Modeling lung cancer brain metastasis using NSCLC. A and B, Tumor growth was monitored with luciferase expression via IVIS Spectrum imaging at different time points, and mice were imaged 10 minutes after luciferin intraperitoneal injection. C and D, Changes in mouse body weight after NSCLC injection. E and F, Plot of bioluminescence signal changes showing in vivo tumor growth. G, Histologic analysis of tumor tissues included hematoxylin and eosin (H&E) and Ki67 staining. Scale bar, 100 μm. All results are expressed as the mean ± SD.

Figure 4.

Therapeutic effects of treatment genes on lung cancer brain metastasis in vivo. A, Confirming CES1 and FLT-3L expression in Western blot results of H460-Luc cells transfected with LNP-mRNA. B, Bioluminescence imaging was conducted using IVIS Optical Imaging equipment during the experiment. The bioluminescent image of the first mouse in the mock day 7 condition is also presented for the day 7 condition in Fig. 3A, as the images represent the same experimental conditions. C, Bioluminescent signals were quantified using the IVIS imaging system, and results were obtained at 7 and 14 days after injecting H460-Luc cells for each group. D, Mouse body weight changes after injecting H460-Luc cells with transfection were assessed in each group of nude mice. E, Histologic analysis of tumor tissues in the H460-Luc model, stained with hematoxylin and eosin (H&E), Ki67, and cleaved caspase-3. F, A graph illustrating the area of cancer lesions in the mouse brain. All results are expressed as the mean ± SD; N = 5 for all groups. P values of statistical significance are represented as *, P < 0.05; **, P < 0.001; and ***, P < 0.0001.

Figure 5.

....................

In the figure legends on lung cancer brain metastasis, how long after the luciferin injection were the mice imaged?

Document understanding data:
....................

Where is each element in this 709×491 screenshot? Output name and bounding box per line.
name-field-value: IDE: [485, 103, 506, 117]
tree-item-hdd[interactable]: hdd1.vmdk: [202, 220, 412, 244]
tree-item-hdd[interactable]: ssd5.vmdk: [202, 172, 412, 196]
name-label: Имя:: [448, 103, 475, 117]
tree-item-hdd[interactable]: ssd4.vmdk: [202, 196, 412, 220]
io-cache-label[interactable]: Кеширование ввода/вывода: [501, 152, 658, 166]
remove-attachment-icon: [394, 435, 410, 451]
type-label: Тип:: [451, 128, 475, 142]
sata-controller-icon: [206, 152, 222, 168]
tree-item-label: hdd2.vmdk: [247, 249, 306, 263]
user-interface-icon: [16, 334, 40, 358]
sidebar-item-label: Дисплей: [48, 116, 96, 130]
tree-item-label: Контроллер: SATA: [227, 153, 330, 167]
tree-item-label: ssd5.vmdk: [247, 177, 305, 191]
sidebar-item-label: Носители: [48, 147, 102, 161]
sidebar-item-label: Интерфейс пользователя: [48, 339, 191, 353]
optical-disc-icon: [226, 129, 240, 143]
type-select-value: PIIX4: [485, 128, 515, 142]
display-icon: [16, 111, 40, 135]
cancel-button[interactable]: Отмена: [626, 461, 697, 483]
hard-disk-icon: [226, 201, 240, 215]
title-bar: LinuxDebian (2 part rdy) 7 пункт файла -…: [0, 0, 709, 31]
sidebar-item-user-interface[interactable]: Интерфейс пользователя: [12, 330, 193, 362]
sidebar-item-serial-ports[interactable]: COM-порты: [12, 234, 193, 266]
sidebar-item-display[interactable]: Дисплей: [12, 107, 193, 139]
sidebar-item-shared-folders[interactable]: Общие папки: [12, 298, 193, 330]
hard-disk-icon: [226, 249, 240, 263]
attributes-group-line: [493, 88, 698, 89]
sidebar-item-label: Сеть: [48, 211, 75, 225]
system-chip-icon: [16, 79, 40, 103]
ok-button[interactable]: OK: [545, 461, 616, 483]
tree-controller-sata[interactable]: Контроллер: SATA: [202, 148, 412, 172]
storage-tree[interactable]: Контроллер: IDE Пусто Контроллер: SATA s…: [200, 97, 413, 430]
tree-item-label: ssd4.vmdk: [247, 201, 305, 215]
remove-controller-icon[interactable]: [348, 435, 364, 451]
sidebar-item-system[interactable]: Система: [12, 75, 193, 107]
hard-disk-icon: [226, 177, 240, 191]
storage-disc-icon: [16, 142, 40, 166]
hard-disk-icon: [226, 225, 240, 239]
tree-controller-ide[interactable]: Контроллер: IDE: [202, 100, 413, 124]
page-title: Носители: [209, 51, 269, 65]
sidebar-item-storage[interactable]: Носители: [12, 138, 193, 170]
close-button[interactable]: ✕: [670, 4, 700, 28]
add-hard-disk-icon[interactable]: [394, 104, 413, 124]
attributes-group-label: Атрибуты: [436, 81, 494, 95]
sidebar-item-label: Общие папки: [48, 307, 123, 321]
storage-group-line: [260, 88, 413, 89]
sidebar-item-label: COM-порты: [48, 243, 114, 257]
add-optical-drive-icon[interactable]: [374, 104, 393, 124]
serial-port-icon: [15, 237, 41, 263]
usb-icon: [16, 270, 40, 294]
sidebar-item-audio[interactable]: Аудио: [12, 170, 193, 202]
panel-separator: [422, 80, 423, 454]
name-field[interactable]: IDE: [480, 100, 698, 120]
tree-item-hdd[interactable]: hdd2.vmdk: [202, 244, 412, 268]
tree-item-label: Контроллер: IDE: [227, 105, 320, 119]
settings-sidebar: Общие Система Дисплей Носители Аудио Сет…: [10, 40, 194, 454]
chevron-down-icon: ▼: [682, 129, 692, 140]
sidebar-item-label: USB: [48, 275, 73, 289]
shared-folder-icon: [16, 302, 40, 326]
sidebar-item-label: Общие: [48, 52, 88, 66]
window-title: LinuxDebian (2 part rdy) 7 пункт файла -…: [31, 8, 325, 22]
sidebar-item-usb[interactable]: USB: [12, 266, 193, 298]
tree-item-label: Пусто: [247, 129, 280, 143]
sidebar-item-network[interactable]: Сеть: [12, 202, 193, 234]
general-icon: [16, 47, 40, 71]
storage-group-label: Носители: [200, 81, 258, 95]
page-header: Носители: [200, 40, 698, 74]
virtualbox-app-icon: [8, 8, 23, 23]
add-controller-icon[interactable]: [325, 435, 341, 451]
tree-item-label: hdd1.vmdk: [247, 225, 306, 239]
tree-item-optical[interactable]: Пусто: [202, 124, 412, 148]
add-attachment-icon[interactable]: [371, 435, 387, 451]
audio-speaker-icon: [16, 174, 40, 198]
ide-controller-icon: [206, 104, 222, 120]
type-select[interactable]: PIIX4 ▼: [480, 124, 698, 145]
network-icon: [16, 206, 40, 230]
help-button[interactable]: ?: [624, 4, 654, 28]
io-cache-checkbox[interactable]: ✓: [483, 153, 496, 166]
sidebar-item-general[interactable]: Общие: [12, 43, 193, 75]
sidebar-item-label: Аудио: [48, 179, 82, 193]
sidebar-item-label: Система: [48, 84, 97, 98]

....................

TASK OUTPUT: 10 minutes after intraperitoneal luciferin injection.